_Aim:_ Please write out the material below exactly as given.

======== Dataset records

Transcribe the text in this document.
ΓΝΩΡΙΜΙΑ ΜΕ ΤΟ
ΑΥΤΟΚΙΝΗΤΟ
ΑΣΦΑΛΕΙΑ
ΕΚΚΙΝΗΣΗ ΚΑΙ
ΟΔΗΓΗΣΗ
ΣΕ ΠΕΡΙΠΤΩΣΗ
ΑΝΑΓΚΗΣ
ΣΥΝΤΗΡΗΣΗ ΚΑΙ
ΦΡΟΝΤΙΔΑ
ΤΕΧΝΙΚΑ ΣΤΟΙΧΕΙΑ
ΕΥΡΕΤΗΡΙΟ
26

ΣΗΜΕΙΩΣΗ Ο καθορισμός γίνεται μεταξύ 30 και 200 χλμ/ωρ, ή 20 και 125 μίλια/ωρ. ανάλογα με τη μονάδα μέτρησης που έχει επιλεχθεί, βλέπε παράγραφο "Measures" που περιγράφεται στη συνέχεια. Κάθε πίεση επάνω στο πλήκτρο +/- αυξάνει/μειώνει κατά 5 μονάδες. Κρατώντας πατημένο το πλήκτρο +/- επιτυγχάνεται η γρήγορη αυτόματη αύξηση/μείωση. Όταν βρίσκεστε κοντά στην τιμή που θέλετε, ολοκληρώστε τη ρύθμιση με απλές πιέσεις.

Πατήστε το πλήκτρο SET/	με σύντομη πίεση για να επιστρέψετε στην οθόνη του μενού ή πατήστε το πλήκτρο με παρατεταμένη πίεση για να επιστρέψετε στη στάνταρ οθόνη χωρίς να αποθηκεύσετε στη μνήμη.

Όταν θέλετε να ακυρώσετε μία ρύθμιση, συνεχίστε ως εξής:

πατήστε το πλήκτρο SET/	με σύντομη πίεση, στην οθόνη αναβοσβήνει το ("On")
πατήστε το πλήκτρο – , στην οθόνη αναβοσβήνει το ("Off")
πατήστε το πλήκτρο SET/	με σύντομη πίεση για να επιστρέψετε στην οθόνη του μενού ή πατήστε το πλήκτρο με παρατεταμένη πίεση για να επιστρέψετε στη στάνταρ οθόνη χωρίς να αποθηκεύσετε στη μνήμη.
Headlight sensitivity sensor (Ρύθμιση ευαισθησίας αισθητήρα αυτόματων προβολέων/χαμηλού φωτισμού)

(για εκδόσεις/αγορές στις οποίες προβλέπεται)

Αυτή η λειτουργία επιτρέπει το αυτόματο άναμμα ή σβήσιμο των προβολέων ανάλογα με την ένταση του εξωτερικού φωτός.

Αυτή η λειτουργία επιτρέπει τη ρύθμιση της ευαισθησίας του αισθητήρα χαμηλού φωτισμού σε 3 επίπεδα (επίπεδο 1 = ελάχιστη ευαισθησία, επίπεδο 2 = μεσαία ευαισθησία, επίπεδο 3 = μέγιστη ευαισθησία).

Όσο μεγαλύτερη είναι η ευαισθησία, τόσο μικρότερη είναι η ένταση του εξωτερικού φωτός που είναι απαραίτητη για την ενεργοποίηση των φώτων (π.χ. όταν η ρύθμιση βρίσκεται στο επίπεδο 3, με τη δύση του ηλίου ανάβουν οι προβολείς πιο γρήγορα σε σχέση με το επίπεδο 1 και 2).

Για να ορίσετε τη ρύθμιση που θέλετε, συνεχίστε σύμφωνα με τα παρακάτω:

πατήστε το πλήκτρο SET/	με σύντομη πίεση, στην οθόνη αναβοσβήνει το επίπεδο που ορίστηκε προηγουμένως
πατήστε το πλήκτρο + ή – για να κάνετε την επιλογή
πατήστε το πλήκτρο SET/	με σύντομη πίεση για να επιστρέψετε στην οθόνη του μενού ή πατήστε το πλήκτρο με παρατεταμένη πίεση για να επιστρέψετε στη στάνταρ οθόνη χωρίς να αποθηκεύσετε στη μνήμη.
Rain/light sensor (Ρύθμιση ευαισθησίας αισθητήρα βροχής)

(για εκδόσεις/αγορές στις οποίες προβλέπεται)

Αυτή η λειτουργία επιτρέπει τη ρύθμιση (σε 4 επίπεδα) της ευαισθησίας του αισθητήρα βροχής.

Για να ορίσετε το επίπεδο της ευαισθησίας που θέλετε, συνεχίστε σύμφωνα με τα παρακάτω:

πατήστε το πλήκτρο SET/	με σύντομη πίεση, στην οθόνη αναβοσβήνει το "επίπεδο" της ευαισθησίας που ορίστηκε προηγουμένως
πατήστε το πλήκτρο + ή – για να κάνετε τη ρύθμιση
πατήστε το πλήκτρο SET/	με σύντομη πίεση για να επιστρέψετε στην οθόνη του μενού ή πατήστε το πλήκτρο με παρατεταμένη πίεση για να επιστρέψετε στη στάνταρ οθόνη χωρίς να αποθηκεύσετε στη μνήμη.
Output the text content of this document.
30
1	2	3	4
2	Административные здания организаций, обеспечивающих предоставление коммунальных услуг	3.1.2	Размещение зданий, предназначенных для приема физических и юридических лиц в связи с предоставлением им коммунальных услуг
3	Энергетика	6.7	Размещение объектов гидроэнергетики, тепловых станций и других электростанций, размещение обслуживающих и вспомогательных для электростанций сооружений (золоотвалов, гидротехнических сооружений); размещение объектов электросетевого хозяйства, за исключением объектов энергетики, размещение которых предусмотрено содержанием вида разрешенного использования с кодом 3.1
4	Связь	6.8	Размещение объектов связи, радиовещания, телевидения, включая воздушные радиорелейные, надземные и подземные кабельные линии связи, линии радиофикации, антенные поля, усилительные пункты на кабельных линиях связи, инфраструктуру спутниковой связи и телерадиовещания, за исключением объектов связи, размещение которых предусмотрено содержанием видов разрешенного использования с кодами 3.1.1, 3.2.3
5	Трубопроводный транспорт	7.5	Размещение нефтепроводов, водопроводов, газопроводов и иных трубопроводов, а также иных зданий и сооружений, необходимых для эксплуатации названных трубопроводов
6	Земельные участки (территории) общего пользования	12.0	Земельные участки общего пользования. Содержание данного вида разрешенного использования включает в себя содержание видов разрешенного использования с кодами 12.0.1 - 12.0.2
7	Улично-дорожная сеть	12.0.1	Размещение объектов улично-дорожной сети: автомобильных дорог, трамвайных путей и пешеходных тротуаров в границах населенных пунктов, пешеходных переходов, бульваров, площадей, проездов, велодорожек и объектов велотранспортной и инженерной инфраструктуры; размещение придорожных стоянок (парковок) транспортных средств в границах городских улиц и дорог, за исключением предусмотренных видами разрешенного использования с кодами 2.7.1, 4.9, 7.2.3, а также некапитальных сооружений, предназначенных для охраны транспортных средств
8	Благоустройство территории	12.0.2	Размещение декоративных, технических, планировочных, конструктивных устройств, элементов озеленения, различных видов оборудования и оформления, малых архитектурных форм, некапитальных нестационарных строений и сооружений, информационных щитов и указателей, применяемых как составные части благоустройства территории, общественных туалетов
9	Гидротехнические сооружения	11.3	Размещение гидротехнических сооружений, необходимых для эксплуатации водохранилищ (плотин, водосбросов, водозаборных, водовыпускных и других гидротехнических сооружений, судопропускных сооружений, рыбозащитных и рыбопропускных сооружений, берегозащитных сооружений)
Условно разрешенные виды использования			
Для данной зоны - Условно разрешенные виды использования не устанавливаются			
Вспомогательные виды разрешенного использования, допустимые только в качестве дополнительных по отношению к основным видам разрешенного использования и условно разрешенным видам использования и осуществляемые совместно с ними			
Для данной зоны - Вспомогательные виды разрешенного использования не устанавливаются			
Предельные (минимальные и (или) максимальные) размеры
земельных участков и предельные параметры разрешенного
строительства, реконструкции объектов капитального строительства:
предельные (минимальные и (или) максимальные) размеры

================

_Response:_
Transcribe the text in this document.
ΓΝΩΡΙΜΙΑ ΜΕ ΤΟ
ΑΥΤΟΚΙΝΗΤΟ
ΑΣΦΑΛΕΙΑ
ΕΚΚΙΝΗΣΗ ΚΑΙ
ΟΔΗΓΗΣΗ
ΣΕ ΠΕΡΙΠΤΩΣΗ
ΑΝΑΓΚΗΣ
ΣΥΝΤΗΡΗΣΗ ΚΑΙ
ΦΡΟΝΤΙΔΑ
ΤΕΧΝΙΚΑ ΣΤΟΙΧΕΙΑ
ΕΥΡΕΤΗΡΙΟ
26

ΣΗΜΕΙΩΣΗ Ο καθορισμός γίνεται μεταξύ 30 και 200 χλμ/ωρ, ή 20 και 125 μίλια/ωρ. ανάλογα με τη μονάδα μέτρησης που έχει επιλεχθεί, βλέπε παράγραφο "Measures" που περιγράφεται στη συνέχεια. Κάθε πίεση επάνω στο πλήκτρο +/- αυξάνει/μειώνει κατά 5 μονάδες. Κρατώντας πατημένο το πλήκτρο +/- επιτυγχάνεται η γρήγορη αυτόματη αύξηση/μείωση. Όταν βρίσκεστε κοντά στην τιμή που θέλετε, ολοκληρώστε τη ρύθμιση με απλές πιέσεις.

Πατήστε το πλήκτρο SET/	με σύντομη πίεση για να επιστρέψετε στην οθόνη του μενού ή πατήστε το πλήκτρο με παρατεταμένη πίεση για να επιστρέψετε στη στάνταρ οθόνη χωρίς να αποθηκεύσετε στη μνήμη.

Όταν θέλετε να ακυρώσετε μία ρύθμιση, συνεχίστε ως εξής:

πατήστε το πλήκτρο SET/	με σύντομη πίεση, στην οθόνη αναβοσβήνει το ("On")
πατήστε το πλήκτρο – , στην οθόνη αναβοσβήνει το ("Off")
πατήστε το πλήκτρο SET/	με σύντομη πίεση για να επιστρέψετε στην οθόνη του μενού ή πατήστε το πλήκτρο με παρατεταμένη πίεση για να επιστρέψετε στη στάνταρ οθόνη χωρίς να αποθηκεύσετε στη μνήμη.
Headlight sensitivity sensor (Ρύθμιση ευαισθησίας αισθητήρα αυτόματων προβολέων/χαμηλού φωτισμού)

(για εκδόσεις/αγορές στις οποίες προβλέπεται)

Αυτή η λειτουργία επιτρέπει το αυτόματο άναμμα ή σβήσιμο των προβολέων ανάλογα με την ένταση του εξωτερικού φωτός.

Αυτή η λειτουργία επιτρέπει τη ρύθμιση της ευαισθησίας του αισθητήρα χαμηλού φωτισμού σε 3 επίπεδα (επίπεδο 1 = ελάχιστη ευαισθησία, επίπεδο 2 = μεσαία ευαισθησία, επίπεδο 3 = μέγιστη ευαισθησία).

Όσο μεγαλύτερη είναι η ευαισθησία, τόσο μικρότερη είναι η ένταση του εξωτερικού φωτός που είναι απαραίτητη για την ενεργοποίηση των φώτων (π.χ. όταν η ρύθμιση βρίσκεται στο επίπεδο 3, με τη δύση του ηλίου ανάβουν οι προβολείς πιο γρήγορα σε σχέση με το επίπεδο 1 και 2).

Για να ορίσετε τη ρύθμιση που θέλετε, συνεχίστε σύμφωνα με τα παρακάτω:

πατήστε το πλήκτρο SET/	με σύντομη πίεση, στην οθόνη αναβοσβήνει το επίπεδο που ορίστηκε προηγουμένως
πατήστε το πλήκτρο + ή – για να κάνετε την επιλογή
πατήστε το πλήκτρο SET/	με σύντομη πίεση για να επιστρέψετε στην οθόνη του μενού ή πατήστε το πλήκτρο με παρατεταμένη πίεση για να επιστρέψετε στη στάνταρ οθόνη χωρίς να αποθηκεύσετε στη μνήμη.
Rain/light sensor (Ρύθμιση ευαισθησίας αισθητήρα βροχής)

(για εκδόσεις/αγορές στις οποίες προβλέπεται)

Αυτή η λειτουργία επιτρέπει τη ρύθμιση (σε 4 επίπεδα) της ευαισθησίας του αισθητήρα βροχής.

Για να ορίσετε το επίπεδο της ευαισθησίας που θέλετε, συνεχίστε σύμφωνα με τα παρακάτω:

πατήστε το πλήκτρο SET/	με σύντομη πίεση, στην οθόνη αναβοσβήνει το "επίπεδο" της ευαισθησίας που ορίστηκε προηγουμένως
πατήστε το πλήκτρο + ή – για να κάνετε τη ρύθμιση
πατήστε το πλήκτρο SET/	με σύντομη πίεση για να επιστρέψετε στην οθόνη του μενού ή πατήστε το πλήκτρο με παρατεταμένη πίεση για να επιστρέψετε στη στάνταρ οθόνη χωρίς να αποθηκεύσετε στη μνήμη.
Output the text content of this document.
30
1	2	3	4
2	Административные здания организаций, обеспечивающих предоставление коммунальных услуг	3.1.2	Размещение зданий, предназначенных для приема физических и юридических лиц в связи с предоставлением им коммунальных услуг
3	Энергетика	6.7	Размещение объектов гидроэнергетики, тепловых станций и других электростанций, размещение обслуживающих и вспомогательных для электростанций сооружений (золоотвалов, гидротехнических сооружений); размещение объектов электросетевого хозяйства, за исключением объектов энергетики, размещение которых предусмотрено содержанием вида разрешенного использования с кодом 3.1
4	Связь	6.8	Размещение объектов связи, радиовещания, телевидения, включая воздушные радиорелейные, надземные и подземные кабельные линии связи, линии радиофикации, антенные поля, усилительные пункты на кабельных линиях связи, инфраструктуру спутниковой связи и телерадиовещания, за исключением объектов связи, размещение которых предусмотрено содержанием видов разрешенного использования с кодами 3.1.1, 3.2.3
5	Трубопроводный транспорт	7.5	Размещение нефтепроводов, водопроводов, газопроводов и иных трубопроводов, а также иных зданий и сооружений, необходимых для эксплуатации названных трубопроводов
6	Земельные участки (территории) общего пользования	12.0	Земельные участки общего пользования. Содержание данного вида разрешенного использования включает в себя содержание видов разрешенного использования с кодами 12.0.1 - 12.0.2
7	Улично-дорожная сеть	12.0.1	Размещение объектов улично-дорожной сети: автомобильных дорог, трамвайных путей и пешеходных тротуаров в границах населенных пунктов, пешеходных переходов, бульваров, площадей, проездов, велодорожек и объектов велотранспортной и инженерной инфраструктуры; размещение придорожных стоянок (парковок) транспортных средств в границах городских улиц и дорог, за исключением предусмотренных видами разрешенного использования с кодами 2.7.1, 4.9, 7.2.3, а также некапитальных сооружений, предназначенных для охраны транспортных средств
8	Благоустройство территории	12.0.2	Размещение декоративных, технических, планировочных, конструктивных устройств, элементов озеленения, различных видов оборудования и оформления, малых архитектурных форм, некапитальных нестационарных строений и сооружений, информационных щитов и указателей, применяемых как составные части благоустройства территории, общественных туалетов
9	Гидротехнические сооружения	11.3	Размещение гидротехнических сооружений, необходимых для эксплуатации водохранилищ (плотин, водосбросов, водозаборных, водовыпускных и других гидротехнических сооружений, судопропускных сооружений, рыбозащитных и рыбопропускных сооружений, берегозащитных сооружений)
Условно разрешенные виды использования			
Для данной зоны - Условно разрешенные виды использования не устанавливаются			
Вспомогательные виды разрешенного использования, допустимые только в качестве дополнительных по отношению к основным видам разрешенного использования и условно разрешенным видам использования и осуществляемые совместно с ними			
Для данной зоны - Вспомогательные виды разрешенного использования не устанавливаются			
Предельные (минимальные и (или) максимальные) размеры
земельных участков и предельные параметры разрешенного
строительства, реконструкции объектов капитального строительства:
предельные (минимальные и (или) максимальные) размеры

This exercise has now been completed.